Excerto para leitura
*-*-*

Lobos de Chernobyl desenvolvem mutação genética que desafia o cancro
A zona de exclusão tornou-se um refúgio de vida selvagem e um laboratório de investigação. Um estudo investiga a resposta dos lobos à radiação e oferece novas pistas sobre a resistência ao cancro em mamíferos.
Em 26 de abril de 1986 ocorreu o maior desastre nuclear da história: o acidente de Chernobyl. A explosão do reator RBMK na cidade de Pripyat (norte da Ucrânia) libertou radiação equivalente a 500 vezes a da bomba atómica de Hiroshima de 1945.
A catástrofe forçou mais de 100 mil residentes e trabalhadores a evacuarem a área, nalguns casos para sempre. Milhares de pessoas adoeceram e morreram devido aos efeitos da radiação nos meses (e até anos) que se seguiram.
Após o acidente, foi estabelecido um perímetro de 30 km em redor da central nuclear. É a chamada Zona de Exclusão de Chernobyl (ZEC), onde só existem ruínas.

*-*-*

Dados fornecidos
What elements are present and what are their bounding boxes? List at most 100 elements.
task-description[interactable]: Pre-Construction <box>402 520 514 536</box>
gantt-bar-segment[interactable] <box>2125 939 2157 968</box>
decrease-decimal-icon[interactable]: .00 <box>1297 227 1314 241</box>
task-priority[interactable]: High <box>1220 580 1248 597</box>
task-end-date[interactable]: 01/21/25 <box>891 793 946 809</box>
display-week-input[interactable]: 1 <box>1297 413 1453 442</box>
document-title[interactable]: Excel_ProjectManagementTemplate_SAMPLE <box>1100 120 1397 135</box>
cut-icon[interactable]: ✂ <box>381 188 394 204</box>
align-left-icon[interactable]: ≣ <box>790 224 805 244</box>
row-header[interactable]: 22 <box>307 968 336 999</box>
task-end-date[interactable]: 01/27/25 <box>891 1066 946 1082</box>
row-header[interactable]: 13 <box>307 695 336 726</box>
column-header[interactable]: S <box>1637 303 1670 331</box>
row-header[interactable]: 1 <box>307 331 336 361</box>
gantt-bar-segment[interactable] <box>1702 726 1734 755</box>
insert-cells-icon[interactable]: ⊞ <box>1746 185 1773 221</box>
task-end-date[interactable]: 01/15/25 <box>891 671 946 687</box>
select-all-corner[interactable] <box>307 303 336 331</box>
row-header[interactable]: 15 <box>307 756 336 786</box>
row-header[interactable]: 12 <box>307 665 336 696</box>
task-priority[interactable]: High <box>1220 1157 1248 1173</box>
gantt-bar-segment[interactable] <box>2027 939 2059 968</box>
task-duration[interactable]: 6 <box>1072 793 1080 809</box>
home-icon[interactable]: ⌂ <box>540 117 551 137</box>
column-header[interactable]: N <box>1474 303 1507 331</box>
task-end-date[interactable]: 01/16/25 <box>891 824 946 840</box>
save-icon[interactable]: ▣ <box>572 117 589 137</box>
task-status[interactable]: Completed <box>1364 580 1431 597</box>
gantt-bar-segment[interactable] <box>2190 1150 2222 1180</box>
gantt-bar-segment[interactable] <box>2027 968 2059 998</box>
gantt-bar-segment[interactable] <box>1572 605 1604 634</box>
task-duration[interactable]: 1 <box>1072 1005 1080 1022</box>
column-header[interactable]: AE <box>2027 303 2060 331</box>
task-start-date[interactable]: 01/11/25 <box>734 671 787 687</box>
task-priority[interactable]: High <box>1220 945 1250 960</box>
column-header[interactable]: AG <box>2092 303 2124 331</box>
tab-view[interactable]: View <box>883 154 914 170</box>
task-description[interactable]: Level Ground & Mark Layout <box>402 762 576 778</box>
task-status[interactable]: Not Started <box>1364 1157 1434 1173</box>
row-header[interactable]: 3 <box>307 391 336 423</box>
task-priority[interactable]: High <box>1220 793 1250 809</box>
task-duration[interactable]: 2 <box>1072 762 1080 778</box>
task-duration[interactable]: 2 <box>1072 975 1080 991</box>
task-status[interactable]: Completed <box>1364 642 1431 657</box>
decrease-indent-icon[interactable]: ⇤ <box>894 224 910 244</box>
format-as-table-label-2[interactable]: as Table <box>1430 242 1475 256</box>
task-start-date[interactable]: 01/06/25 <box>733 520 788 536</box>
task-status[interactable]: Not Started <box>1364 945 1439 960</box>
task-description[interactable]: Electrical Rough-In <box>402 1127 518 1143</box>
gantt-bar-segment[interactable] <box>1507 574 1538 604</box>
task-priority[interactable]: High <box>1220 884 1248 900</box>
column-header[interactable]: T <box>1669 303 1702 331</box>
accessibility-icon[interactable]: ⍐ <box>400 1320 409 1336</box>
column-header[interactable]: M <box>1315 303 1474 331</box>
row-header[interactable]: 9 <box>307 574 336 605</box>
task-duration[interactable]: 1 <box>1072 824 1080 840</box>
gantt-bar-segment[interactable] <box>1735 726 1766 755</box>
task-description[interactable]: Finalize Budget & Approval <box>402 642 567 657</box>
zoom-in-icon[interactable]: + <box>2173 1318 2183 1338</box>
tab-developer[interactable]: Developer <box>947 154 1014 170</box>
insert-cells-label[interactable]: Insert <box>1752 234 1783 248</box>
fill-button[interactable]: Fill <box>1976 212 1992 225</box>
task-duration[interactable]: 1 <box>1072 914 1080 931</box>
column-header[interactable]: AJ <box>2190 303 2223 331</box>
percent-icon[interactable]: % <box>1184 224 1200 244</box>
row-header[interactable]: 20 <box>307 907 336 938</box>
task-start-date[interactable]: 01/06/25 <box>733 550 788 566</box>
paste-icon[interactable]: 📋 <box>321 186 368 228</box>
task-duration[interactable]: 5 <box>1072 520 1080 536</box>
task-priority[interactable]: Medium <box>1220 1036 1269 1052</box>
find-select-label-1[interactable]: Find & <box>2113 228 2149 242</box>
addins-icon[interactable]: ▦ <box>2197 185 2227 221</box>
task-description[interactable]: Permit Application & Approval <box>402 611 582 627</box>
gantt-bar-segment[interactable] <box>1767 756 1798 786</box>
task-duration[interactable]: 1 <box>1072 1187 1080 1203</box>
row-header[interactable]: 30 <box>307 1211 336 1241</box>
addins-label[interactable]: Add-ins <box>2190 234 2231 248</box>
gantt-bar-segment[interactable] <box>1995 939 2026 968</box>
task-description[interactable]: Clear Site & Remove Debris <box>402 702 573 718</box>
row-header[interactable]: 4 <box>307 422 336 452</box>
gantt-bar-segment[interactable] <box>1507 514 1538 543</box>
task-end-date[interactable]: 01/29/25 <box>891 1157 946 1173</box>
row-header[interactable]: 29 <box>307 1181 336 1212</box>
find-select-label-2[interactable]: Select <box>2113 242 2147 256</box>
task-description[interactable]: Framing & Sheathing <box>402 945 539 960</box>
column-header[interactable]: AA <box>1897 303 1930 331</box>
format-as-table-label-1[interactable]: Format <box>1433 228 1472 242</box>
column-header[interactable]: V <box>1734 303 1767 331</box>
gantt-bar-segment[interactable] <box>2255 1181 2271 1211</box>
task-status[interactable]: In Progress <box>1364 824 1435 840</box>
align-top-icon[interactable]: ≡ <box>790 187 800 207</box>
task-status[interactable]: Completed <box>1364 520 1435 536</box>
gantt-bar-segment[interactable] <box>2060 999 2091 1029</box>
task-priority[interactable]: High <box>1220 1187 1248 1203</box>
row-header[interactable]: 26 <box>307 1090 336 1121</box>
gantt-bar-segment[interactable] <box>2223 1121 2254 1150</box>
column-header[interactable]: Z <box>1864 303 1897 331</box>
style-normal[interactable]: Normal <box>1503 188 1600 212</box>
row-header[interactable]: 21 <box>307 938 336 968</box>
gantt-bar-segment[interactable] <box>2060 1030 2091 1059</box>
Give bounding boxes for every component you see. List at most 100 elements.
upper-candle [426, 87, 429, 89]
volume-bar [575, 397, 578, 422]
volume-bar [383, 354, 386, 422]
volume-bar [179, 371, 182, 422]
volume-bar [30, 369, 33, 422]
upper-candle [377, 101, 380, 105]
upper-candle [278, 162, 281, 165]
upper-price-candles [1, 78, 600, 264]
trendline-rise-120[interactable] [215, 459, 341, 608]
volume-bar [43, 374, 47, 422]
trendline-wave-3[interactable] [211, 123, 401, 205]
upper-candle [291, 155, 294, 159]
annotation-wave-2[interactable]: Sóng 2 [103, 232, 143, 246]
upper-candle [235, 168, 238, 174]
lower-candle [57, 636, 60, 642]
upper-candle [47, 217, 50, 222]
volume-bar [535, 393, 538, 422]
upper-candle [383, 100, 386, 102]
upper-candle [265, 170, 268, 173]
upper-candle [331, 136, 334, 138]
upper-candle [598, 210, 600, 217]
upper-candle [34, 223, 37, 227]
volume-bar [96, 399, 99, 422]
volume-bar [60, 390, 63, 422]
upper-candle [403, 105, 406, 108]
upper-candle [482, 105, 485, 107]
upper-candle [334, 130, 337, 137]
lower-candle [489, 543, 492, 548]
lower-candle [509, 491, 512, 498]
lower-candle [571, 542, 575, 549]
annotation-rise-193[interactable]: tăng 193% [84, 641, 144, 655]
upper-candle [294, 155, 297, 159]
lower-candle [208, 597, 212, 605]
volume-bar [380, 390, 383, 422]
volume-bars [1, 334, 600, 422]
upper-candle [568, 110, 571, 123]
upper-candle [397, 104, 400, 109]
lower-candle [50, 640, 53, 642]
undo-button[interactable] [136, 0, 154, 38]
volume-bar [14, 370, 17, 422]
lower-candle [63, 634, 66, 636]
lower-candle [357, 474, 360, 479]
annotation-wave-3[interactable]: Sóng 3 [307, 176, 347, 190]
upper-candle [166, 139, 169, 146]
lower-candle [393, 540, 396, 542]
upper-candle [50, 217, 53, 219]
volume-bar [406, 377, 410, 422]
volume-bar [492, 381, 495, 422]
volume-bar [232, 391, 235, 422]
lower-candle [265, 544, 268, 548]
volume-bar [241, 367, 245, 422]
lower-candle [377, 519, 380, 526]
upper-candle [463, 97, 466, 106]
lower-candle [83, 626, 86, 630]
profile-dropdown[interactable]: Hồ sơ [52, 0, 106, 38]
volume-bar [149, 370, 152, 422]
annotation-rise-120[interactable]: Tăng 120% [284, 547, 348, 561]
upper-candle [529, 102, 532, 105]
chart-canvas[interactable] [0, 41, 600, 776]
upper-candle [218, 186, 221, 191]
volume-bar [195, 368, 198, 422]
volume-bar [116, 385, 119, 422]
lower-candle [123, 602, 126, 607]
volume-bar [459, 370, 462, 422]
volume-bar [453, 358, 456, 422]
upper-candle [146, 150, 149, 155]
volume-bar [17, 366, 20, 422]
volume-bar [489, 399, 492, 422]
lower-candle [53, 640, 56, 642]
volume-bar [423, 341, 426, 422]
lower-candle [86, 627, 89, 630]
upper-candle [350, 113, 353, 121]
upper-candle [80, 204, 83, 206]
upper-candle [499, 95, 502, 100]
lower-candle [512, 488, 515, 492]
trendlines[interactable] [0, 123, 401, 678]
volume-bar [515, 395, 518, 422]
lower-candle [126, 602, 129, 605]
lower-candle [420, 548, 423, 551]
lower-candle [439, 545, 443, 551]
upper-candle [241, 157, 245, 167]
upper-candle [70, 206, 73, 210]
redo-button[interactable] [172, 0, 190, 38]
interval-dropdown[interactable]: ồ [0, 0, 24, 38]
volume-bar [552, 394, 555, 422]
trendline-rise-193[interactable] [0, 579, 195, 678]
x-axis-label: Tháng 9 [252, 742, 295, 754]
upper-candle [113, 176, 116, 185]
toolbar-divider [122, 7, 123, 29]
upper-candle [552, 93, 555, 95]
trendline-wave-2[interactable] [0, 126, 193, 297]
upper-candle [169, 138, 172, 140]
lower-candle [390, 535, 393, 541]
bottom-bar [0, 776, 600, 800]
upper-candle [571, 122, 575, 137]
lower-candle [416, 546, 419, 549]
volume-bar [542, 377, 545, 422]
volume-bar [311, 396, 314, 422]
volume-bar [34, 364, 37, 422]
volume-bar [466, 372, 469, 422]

*-*-*

O seu objetivo
Traduza para o inglês a seguinte frase do texto sobre os lobos de Chernobyl: "A catástrofe forçou mais de 100 mil residentes e trabalhadores a evacuarem a área, nalguns casos para sempre." Baseie-se somente no texto sobre os lobos de Chernobyl, sem recorrer aos registos.

Resolução do problema
The catastrophe forced more than 100,000 residents and workers to evacuate the area, in some cases forever.